Do this
Copy out each of the lines below word for word, without the pictures.

Record excerpts
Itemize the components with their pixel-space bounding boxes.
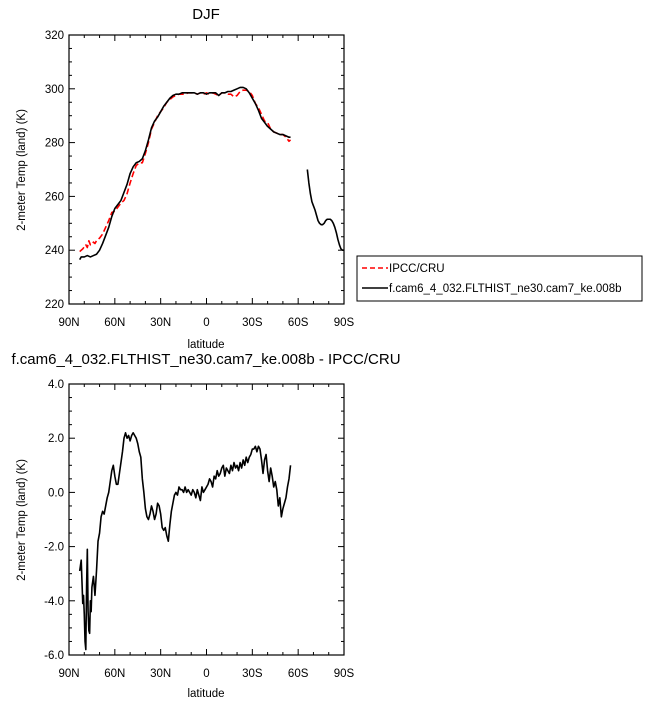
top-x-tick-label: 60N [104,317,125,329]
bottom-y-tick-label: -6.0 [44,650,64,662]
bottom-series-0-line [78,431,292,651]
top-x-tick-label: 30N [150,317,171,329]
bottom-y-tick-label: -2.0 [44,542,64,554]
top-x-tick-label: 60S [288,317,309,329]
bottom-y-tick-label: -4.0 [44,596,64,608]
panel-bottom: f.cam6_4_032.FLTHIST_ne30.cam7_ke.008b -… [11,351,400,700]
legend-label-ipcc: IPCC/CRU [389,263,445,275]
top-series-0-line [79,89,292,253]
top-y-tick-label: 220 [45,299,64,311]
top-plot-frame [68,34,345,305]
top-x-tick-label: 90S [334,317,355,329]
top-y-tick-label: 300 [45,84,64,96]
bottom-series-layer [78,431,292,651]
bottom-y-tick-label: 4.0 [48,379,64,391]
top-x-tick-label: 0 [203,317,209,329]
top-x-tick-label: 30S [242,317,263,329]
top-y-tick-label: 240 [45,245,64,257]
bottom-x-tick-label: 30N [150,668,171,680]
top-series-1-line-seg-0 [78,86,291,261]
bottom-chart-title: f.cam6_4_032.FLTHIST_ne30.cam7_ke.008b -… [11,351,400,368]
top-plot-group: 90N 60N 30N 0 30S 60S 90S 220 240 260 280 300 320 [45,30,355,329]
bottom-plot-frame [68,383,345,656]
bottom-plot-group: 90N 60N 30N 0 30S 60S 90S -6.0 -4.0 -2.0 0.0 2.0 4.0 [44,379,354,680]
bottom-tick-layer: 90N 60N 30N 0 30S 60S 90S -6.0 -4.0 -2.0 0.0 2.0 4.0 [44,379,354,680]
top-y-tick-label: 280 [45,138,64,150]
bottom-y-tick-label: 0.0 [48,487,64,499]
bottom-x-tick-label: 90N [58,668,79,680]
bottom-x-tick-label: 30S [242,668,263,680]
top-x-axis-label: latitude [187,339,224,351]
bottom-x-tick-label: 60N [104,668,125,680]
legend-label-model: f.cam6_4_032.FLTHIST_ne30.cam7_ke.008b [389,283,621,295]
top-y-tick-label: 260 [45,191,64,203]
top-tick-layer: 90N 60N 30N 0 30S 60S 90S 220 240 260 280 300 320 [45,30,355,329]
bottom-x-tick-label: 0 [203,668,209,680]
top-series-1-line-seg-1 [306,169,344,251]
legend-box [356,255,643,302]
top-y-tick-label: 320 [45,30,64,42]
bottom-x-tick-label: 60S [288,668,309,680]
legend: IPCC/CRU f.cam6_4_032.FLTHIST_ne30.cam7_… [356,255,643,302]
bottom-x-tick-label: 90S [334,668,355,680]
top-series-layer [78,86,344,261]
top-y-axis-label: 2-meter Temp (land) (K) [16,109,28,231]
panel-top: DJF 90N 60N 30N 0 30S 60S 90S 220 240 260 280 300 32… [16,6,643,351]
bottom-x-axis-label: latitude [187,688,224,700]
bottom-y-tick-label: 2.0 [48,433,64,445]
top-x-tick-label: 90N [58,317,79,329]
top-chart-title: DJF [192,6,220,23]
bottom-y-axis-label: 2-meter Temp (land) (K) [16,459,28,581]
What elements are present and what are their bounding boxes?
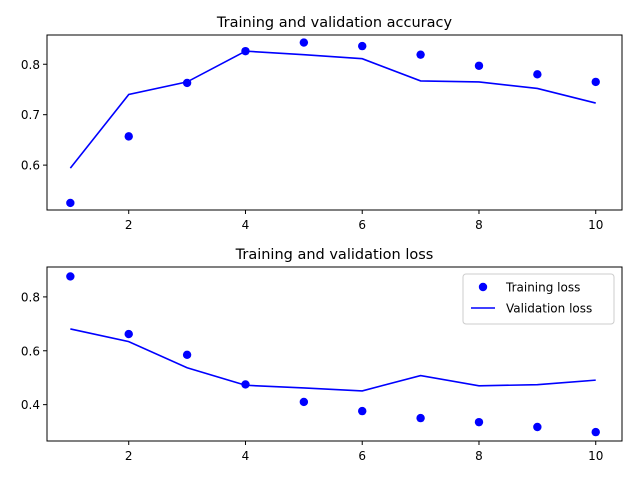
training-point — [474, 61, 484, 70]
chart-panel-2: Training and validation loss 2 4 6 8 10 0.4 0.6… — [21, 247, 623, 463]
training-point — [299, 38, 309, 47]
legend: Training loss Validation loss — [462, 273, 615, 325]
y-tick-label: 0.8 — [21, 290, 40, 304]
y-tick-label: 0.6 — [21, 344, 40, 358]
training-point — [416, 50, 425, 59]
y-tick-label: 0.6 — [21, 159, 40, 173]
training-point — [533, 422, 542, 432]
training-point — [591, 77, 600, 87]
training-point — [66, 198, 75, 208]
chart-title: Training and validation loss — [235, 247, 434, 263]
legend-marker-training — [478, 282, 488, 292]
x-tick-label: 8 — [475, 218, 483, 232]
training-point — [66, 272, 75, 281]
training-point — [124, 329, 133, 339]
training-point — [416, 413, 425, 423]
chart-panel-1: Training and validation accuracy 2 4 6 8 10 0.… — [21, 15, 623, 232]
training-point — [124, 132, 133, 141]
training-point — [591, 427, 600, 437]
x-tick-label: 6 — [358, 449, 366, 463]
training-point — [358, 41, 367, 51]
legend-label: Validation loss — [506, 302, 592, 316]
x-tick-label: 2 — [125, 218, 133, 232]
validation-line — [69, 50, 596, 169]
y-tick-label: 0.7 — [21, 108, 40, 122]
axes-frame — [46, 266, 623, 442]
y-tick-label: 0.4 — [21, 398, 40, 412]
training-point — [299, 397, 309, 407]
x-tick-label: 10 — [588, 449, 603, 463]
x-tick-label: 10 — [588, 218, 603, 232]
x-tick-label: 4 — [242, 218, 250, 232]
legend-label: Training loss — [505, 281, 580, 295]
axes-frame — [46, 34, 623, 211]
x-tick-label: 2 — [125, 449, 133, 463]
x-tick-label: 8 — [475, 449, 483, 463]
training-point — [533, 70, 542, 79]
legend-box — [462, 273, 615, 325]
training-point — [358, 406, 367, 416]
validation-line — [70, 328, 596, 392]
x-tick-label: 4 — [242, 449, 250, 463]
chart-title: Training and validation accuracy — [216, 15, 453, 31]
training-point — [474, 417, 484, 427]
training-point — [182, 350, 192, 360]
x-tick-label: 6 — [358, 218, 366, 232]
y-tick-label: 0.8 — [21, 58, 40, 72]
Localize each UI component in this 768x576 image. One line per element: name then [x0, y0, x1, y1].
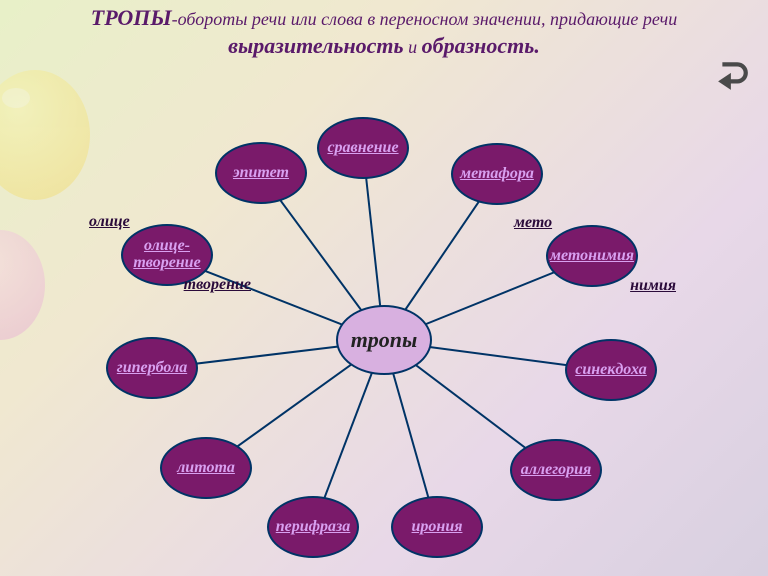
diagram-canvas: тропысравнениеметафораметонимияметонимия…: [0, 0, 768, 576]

Response to the exercise
Itemize the components with their pixel-space bounding boxes.
top-x-tick-label: 60N [104,317,125,329]
bottom-y-tick-label: -6.0 [44,650,64,662]
bottom-series-0-line [78,431,292,651]
top-x-tick-label: 30N [150,317,171,329]
bottom-y-tick-label: -2.0 [44,542,64,554]
top-x-tick-label: 60S [288,317,309,329]
bottom-y-tick-label: -4.0 [44,596,64,608]
panel-bottom: f.cam6_4_032.FLTHIST_ne30.cam7_ke.008b -… [11,351,400,700]
legend-label-ipcc: IPCC/CRU [389,263,445,275]
top-series-0-line [79,89,292,253]
top-y-tick-label: 220 [45,299,64,311]
top-plot-frame [68,34,345,305]
top-x-tick-label: 90S [334,317,355,329]
top-y-tick-label: 300 [45,84,64,96]
bottom-series-layer [78,431,292,651]
bottom-y-tick-label: 4.0 [48,379,64,391]
top-x-tick-label: 0 [203,317,209,329]
top-x-tick-label: 30S [242,317,263,329]
top-y-tick-label: 240 [45,245,64,257]
bottom-x-tick-label: 30N [150,668,171,680]
top-series-1-line-seg-0 [78,86,291,261]
bottom-chart-title: f.cam6_4_032.FLTHIST_ne30.cam7_ke.008b -… [11,351,400,368]
top-plot-group: 90N 60N 30N 0 30S 60S 90S 220 240 260 280 300 320 [45,30,355,329]
bottom-plot-frame [68,383,345,656]
bottom-plot-group: 90N 60N 30N 0 30S 60S 90S -6.0 -4.0 -2.0 0.0 2.0 4.0 [44,379,354,680]
bottom-tick-layer: 90N 60N 30N 0 30S 60S 90S -6.0 -4.0 -2.0 0.0 2.0 4.0 [44,379,354,680]
top-y-tick-label: 280 [45,138,64,150]
bottom-y-tick-label: 0.0 [48,487,64,499]
bottom-x-tick-label: 90N [58,668,79,680]
bottom-x-tick-label: 30S [242,668,263,680]
top-x-axis-label: latitude [187,339,224,351]
bottom-x-tick-label: 60N [104,668,125,680]
legend-label-model: f.cam6_4_032.FLTHIST_ne30.cam7_ke.008b [389,283,621,295]
top-y-tick-label: 260 [45,191,64,203]
top-tick-layer: 90N 60N 30N 0 30S 60S 90S 220 240 260 280 300 320 [45,30,355,329]
bottom-x-tick-label: 0 [203,668,209,680]
top-series-1-line-seg-1 [306,169,344,251]
legend-box [356,255,643,302]
top-y-tick-label: 320 [45,30,64,42]
bottom-x-tick-label: 60S [288,668,309,680]
legend: IPCC/CRU f.cam6_4_032.FLTHIST_ne30.cam7_… [356,255,643,302]
bottom-x-tick-label: 90S [334,668,355,680]
top-series-layer [78,86,344,261]
top-y-axis-label: 2-meter Temp (land) (K) [16,109,28,231]
panel-top: DJF 90N 60N 30N 0 30S 60S 90S 220 240 260 280 300 32… [16,6,643,351]
bottom-x-axis-label: latitude [187,688,224,700]
bottom-y-tick-label: 2.0 [48,433,64,445]
top-x-tick-label: 90N [58,317,79,329]
top-chart-title: DJF [192,6,220,23]
bottom-y-axis-label: 2-meter Temp (land) (K) [16,459,28,581]
What elements are present and what are their bounding boxes?
training-point — [474, 61, 484, 70]
chart-panel-2: Training and validation loss 2 4 6 8 10 0.4 0.6… — [21, 247, 623, 463]
training-point — [299, 38, 309, 47]
legend: Training loss Validation loss — [462, 273, 615, 325]
y-tick-label: 0.8 — [21, 290, 40, 304]
y-tick-label: 0.6 — [21, 344, 40, 358]
training-point — [416, 50, 425, 59]
y-tick-label: 0.6 — [21, 159, 40, 173]
training-point — [533, 422, 542, 432]
training-point — [591, 77, 600, 87]
training-point — [66, 198, 75, 208]
chart-title: Training and validation loss — [235, 247, 434, 263]
legend-marker-training — [478, 282, 488, 292]
x-tick-label: 8 — [475, 218, 483, 232]
training-point — [66, 272, 75, 281]
training-point — [124, 329, 133, 339]
training-point — [416, 413, 425, 423]
chart-panel-1: Training and validation accuracy 2 4 6 8 10 0.… — [21, 15, 623, 232]
training-point — [124, 132, 133, 141]
training-point — [591, 427, 600, 437]
x-tick-label: 6 — [358, 449, 366, 463]
training-point — [358, 41, 367, 51]
legend-label: Validation loss — [506, 302, 592, 316]
x-tick-label: 2 — [125, 218, 133, 232]
validation-line — [69, 50, 596, 169]
y-tick-label: 0.7 — [21, 108, 40, 122]
axes-frame — [46, 266, 623, 442]
y-tick-label: 0.4 — [21, 398, 40, 412]
training-point — [299, 397, 309, 407]
x-tick-label: 10 — [588, 449, 603, 463]
x-tick-label: 10 — [588, 218, 603, 232]
x-tick-label: 4 — [242, 218, 250, 232]
legend-label: Training loss — [505, 281, 580, 295]
axes-frame — [46, 34, 623, 211]
x-tick-label: 2 — [125, 449, 133, 463]
x-tick-label: 8 — [475, 449, 483, 463]
training-point — [533, 70, 542, 79]
legend-box — [462, 273, 615, 325]
training-point — [358, 406, 367, 416]
validation-line — [70, 328, 596, 392]
x-tick-label: 4 — [242, 449, 250, 463]
chart-title: Training and validation accuracy — [216, 15, 453, 31]
training-point — [474, 417, 484, 427]
training-point — [182, 350, 192, 360]
x-tick-label: 6 — [358, 218, 366, 232]
y-tick-label: 0.8 — [21, 58, 40, 72]
Localize each UI component in this 768x576 image. One line per element: name then [x0, y0, x1, y1].
diagram-canvas: тропысравнениеметафораметонимияметонимия…: [0, 0, 768, 576]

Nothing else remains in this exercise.